Keep the pictures out of the copy and repeat the records exactly.
— BEGIN Data records —
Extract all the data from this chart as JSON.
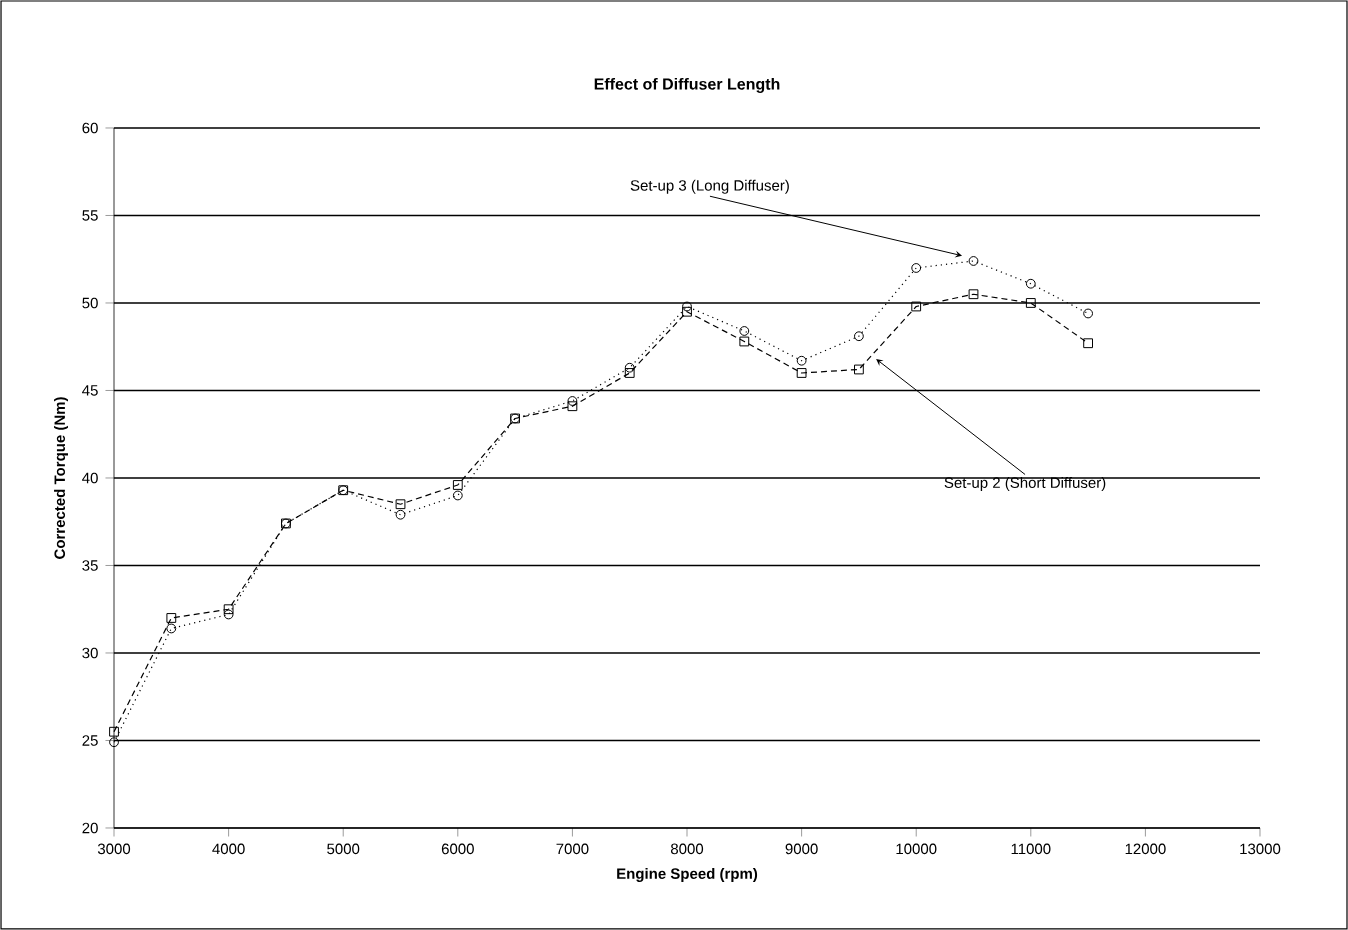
{
  "chart_data": {
    "type": "line",
    "title": "Effect of Diffuser Length",
    "xlabel": "Engine Speed (rpm)",
    "ylabel": "Corrected Torque (Nm)",
    "x": [
      3000,
      3500,
      4000,
      4500,
      5000,
      5500,
      6000,
      6500,
      7000,
      7500,
      8000,
      8500,
      9000,
      9500,
      10000,
      10500,
      11000,
      11500
    ],
    "series": [
      {
        "color": "#000000",
        "marker": "circle",
        "line_style": "dotted",
        "values": [
          24.9,
          31.4,
          32.2,
          37.4,
          39.3,
          37.9,
          39.0,
          43.4,
          44.4,
          46.3,
          49.8,
          48.4,
          46.7,
          48.1,
          52.0,
          52.4,
          51.1,
          49.4
        ]
      },
      {
        "color": "#000000",
        "marker": "square",
        "line_style": "dashed",
        "values": [
          25.5,
          32.0,
          32.5,
          37.4,
          39.3,
          38.5,
          39.6,
          43.4,
          44.1,
          46.0,
          49.5,
          47.8,
          46.0,
          46.2,
          49.8,
          50.5,
          50.0,
          47.7
        ]
      }
    ],
    "annotations": [
      {
        "text": "Set-up 3 (Long Diffuser)",
        "x": 10400,
        "y": 52.7
      },
      {
        "text": "Set-up 2 (Short Diffuser)",
        "x": 9650,
        "y": 46.8
      }
    ],
    "xlim": [
      3000,
      13000
    ],
    "xticks": [
      3000,
      4000,
      5000,
      6000,
      7000,
      8000,
      9000,
      10000,
      11000,
      12000,
      13000
    ],
    "ylim": [
      20,
      60
    ],
    "yticks": [
      20,
      25,
      30,
      35,
      40,
      45,
      50,
      55,
      60
    ],
    "grid": "y"
  }
}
— END Data records —
→ Result for this task:
Extract all the data from this chart as JSON.
{
  "chart_data": {
    "type": "line",
    "title": "Effect of Diffuser Length",
    "xlabel": "Engine Speed (rpm)",
    "ylabel": "Corrected Torque (Nm)",
    "x": [
      3000,
      3500,
      4000,
      4500,
      5000,
      5500,
      6000,
      6500,
      7000,
      7500,
      8000,
      8500,
      9000,
      9500,
      10000,
      10500,
      11000,
      11500
    ],
    "series": [
      {
        "color": "#000000",
        "marker": "circle",
        "line_style": "dotted",
        "values": [
          24.9,
          31.4,
          32.2,
          37.4,
          39.3,
          37.9,
          39.0,
          43.4,
          44.4,
          46.3,
          49.8,
          48.4,
          46.7,
          48.1,
          52.0,
          52.4,
          51.1,
          49.4
        ]
      },
      {
        "color": "#000000",
        "marker": "square",
        "line_style": "dashed",
        "values": [
          25.5,
          32.0,
          32.5,
          37.4,
          39.3,
          38.5,
          39.6,
          43.4,
          44.1,
          46.0,
          49.5,
          47.8,
          46.0,
          46.2,
          49.8,
          50.5,
          50.0,
          47.7
        ]
      }
    ],
    "annotations": [
      {
        "text": "Set-up 3 (Long Diffuser)",
        "x": 10400,
        "y": 52.7
      },
      {
        "text": "Set-up 2 (Short Diffuser)",
        "x": 9650,
        "y": 46.8
      }
    ],
    "xlim": [
      3000,
      13000
    ],
    "xticks": [
      3000,
      4000,
      5000,
      6000,
      7000,
      8000,
      9000,
      10000,
      11000,
      12000,
      13000
    ],
    "ylim": [
      20,
      60
    ],
    "yticks": [
      20,
      25,
      30,
      35,
      40,
      45,
      50,
      55,
      60
    ],
    "grid": "y"
  }
}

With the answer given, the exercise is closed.